*TEXT SHOWN*
.....

Figure 2 shows an example of induced subgraphs and MGSM. We can see that a vertex-searching order corresponds to a path on the multistage graph. Given an order v1-v2-v3-v4, the sequence of induced subgraphs been tested is q1.1, q2.1, q3.1, q4. So, the corresponding path is u0-1.12.13.1-ut.

Fig. 2
figure 2

MGSM example

Theorem 1

Given query Q, target G and M (u0, ut, U, D, W | Q, G). The best vertex-searching order is the minimum weight path on M, from u0 to ut.

Proof

The weight of vertex on M denotes the frequency of induced subgraph of Q. So, the minimum weight path on M means if the Ullmann algorithm follows this search order, it tests the least induced subgraphs. So, the number of recursions calls of Ullmann algorithm is minimized.

4.1 ES-feature

Based on Theorem 1, the optimization of the vertex-searching order can be reformulated as follows:

Problem 1

Given query graph Q (V1, E1, L1), target graph G (V2, E2, L2) and M (u0, ut, U, D, W | Q, G), find a path p from u0 to ut on M, which minimizes.

$$\sum\limits_{{u}_{i}\in P}W\left({u}_{i}\right)$$

w(u) denotes the weight of u, which is equal to the frequency of induced subgraph represented by u. Obviously, it is extremely hard to solve this problem directly using methods such as dynamic programming, because according to the binominal theory, |U| is exponential based on |V1|, besides, w(u) is usually unknown.

However, if the precise frequencies of certain substructures such as edges or paths are pre-calculated, these could assist in estimating w(u). These pre-counted substructures are referred to as es-features.

For instance, GraphQL and SPath can determine the frequency of each query vertex using neighbor signature filtering, hence their es-feature is the vertex. QuickSI obtains the frequency of each query edge through indexing, hence its es-feature is the edge. TurboISO, through path filtering, can acquire both the frequency of vertices and paths.

.....

*STORED DATA*
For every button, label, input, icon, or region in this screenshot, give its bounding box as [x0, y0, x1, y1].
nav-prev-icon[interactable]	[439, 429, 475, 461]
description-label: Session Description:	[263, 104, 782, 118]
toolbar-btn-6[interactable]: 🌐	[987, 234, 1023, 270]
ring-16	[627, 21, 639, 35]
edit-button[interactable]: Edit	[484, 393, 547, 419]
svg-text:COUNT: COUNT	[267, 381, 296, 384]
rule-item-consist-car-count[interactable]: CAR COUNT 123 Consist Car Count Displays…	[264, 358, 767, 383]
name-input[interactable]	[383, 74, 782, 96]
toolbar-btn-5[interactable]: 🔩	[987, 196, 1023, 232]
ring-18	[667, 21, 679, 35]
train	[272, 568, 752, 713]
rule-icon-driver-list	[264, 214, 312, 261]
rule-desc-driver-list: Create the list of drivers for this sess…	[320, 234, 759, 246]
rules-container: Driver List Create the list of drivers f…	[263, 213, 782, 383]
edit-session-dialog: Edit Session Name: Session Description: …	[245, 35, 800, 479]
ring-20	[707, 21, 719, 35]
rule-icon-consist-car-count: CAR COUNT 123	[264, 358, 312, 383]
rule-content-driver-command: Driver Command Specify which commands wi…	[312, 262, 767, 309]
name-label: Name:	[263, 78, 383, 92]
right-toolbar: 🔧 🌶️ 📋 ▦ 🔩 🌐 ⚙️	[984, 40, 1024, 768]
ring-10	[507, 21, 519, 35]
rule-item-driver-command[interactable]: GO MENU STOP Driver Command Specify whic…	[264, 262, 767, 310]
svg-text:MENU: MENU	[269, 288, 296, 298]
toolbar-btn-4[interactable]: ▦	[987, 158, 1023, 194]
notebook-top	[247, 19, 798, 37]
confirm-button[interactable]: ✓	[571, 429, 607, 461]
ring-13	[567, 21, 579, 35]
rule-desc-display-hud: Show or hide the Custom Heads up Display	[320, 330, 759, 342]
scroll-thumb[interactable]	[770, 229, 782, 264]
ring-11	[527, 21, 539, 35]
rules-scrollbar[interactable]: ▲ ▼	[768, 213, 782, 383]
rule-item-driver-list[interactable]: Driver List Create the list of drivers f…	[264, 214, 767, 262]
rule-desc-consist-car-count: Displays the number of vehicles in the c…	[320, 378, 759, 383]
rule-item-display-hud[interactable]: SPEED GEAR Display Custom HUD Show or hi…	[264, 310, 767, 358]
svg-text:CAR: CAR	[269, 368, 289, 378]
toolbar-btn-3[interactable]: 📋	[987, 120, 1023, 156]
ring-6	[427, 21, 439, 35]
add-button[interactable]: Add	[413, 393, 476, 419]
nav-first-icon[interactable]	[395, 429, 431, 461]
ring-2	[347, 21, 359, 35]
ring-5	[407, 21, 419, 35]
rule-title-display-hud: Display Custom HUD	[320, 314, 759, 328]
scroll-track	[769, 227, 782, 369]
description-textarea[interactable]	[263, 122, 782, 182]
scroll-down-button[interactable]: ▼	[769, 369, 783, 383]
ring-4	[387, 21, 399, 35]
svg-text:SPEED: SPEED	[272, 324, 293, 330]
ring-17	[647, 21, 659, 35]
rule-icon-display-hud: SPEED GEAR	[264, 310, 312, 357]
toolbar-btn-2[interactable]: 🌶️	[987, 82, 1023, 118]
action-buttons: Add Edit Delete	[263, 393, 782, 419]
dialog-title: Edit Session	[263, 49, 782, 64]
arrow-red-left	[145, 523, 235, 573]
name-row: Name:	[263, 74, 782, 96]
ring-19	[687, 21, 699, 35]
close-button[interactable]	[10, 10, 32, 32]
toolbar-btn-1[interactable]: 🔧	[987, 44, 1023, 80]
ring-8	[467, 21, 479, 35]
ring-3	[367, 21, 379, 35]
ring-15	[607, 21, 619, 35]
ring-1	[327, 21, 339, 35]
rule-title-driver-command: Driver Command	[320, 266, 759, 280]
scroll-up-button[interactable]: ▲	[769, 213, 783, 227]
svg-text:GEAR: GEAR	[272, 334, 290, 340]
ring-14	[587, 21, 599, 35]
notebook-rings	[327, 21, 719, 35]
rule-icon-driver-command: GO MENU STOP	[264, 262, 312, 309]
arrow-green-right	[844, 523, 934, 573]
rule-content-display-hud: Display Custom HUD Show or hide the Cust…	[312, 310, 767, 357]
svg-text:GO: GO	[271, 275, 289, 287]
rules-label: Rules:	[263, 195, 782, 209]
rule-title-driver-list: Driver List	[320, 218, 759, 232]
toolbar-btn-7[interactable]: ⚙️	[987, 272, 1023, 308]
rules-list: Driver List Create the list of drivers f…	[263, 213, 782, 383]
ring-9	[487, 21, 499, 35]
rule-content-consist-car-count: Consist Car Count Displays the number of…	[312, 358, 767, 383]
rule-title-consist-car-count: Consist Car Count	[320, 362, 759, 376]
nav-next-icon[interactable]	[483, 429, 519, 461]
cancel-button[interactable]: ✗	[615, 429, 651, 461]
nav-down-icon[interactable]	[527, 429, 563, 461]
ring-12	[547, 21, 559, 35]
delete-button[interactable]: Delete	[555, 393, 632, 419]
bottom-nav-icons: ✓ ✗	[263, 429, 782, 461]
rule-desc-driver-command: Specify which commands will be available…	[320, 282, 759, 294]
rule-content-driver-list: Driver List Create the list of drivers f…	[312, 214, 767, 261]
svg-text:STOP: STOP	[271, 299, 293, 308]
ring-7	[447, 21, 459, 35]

.....

*STATED PROBLEM 1*
In the rows, from the first line up to and including the line containing "21, 419, 35]", replace "toolbar-btn" with "tool-button" and give those lines again with nothing else altered.
*STATED PROBLEM 2*
Could you continue the passage on vertex-searching order from its final sentence?
The rows are unrelated to the passage on vertex-searching order.

*EXERCISE RESPONSE 1*
For every button, label, input, icon, or region in this screenshot, give its bounding box as [x0, y0, x1, y1].
nav-prev-icon[interactable]	[439, 429, 475, 461]
description-label: Session Description:	[263, 104, 782, 118]
tool-button-6[interactable]: 🌐	[987, 234, 1023, 270]
ring-16	[627, 21, 639, 35]
edit-button[interactable]: Edit	[484, 393, 547, 419]
svg-text:COUNT: COUNT	[267, 381, 296, 384]
rule-item-consist-car-count[interactable]: CAR COUNT 123 Consist Car Count Displays…	[264, 358, 767, 383]
name-input[interactable]	[383, 74, 782, 96]
tool-button-5[interactable]: 🔩	[987, 196, 1023, 232]
ring-18	[667, 21, 679, 35]
train	[272, 568, 752, 713]
rule-icon-driver-list	[264, 214, 312, 261]
rule-desc-driver-list: Create the list of drivers for this sess…	[320, 234, 759, 246]
rules-container: Driver List Create the list of drivers f…	[263, 213, 782, 383]
edit-session-dialog: Edit Session Name: Session Description: …	[245, 35, 800, 479]
ring-20	[707, 21, 719, 35]
rule-icon-consist-car-count: CAR COUNT 123	[264, 358, 312, 383]
rule-content-driver-command: Driver Command Specify which commands wi…	[312, 262, 767, 309]
name-label: Name:	[263, 78, 383, 92]
right-toolbar: 🔧 🌶️ 📋 ▦ 🔩 🌐 ⚙️	[984, 40, 1024, 768]
ring-10	[507, 21, 519, 35]
rule-item-driver-command[interactable]: GO MENU STOP Driver Command Specify whic…	[264, 262, 767, 310]
svg-text:MENU: MENU	[269, 288, 296, 298]
tool-button-4[interactable]: ▦	[987, 158, 1023, 194]
notebook-top	[247, 19, 798, 37]
confirm-button[interactable]: ✓	[571, 429, 607, 461]
ring-13	[567, 21, 579, 35]
rule-desc-display-hud: Show or hide the Custom Heads up Display	[320, 330, 759, 342]
scroll-thumb[interactable]	[770, 229, 782, 264]
ring-11	[527, 21, 539, 35]
rules-scrollbar[interactable]: ▲ ▼	[768, 213, 782, 383]
rule-item-driver-list[interactable]: Driver List Create the list of drivers f…	[264, 214, 767, 262]
rule-desc-consist-car-count: Displays the number of vehicles in the c…	[320, 378, 759, 383]
rule-item-display-hud[interactable]: SPEED GEAR Display Custom HUD Show or hi…	[264, 310, 767, 358]
svg-text:CAR: CAR	[269, 368, 289, 378]
tool-button-3[interactable]: 📋	[987, 120, 1023, 156]
ring-6	[427, 21, 439, 35]
add-button[interactable]: Add	[413, 393, 476, 419]
nav-first-icon[interactable]	[395, 429, 431, 461]
ring-2	[347, 21, 359, 35]
ring-5	[407, 21, 419, 35]

*EXERCISE RESPONSE 2*
It's straightforward to deduce that the greater the number of edges an es-feature encompasses, the more accurate the estimation. Being significantly larger than a vertex or edge, the path as an es-feature is one reason why TurboISO outperforms others. On the contrary, the pseudo subgraph isomorphism test, acting as a global filter, cannot offer large es-features comparable to the path filter. The filtering step, therefore, not only reduces the candidate set but also provides prior information for the optimization of the verification step.

4.2 Estimation problem of induced subgraph

Given a vertex u on M (u0, ut, U, D, W | Q, G), the induced subgraph q(u) usually contains more than two es-features. So, we must consider how to estimate w(u) by frequencies of es-features. According to the estimating approach, recent algorithms can be divided into two groups:

  1. 1)

    The first group includes GraphQL and SPath. They have designed estimation function E(u) to estimate w(u). Since they choose vertex as es-feature, E(u) is proportional to ∏|C(vq)|. C(vq) is the candidate set of query vertex vq. So, the order optimization problem (1) are converted into an approximate form.

Problem 2

Given a query graph Q, a target graph G and M (u0, ut, U, D, W |Q, G), find a u0- ut path p on M, which minimizes.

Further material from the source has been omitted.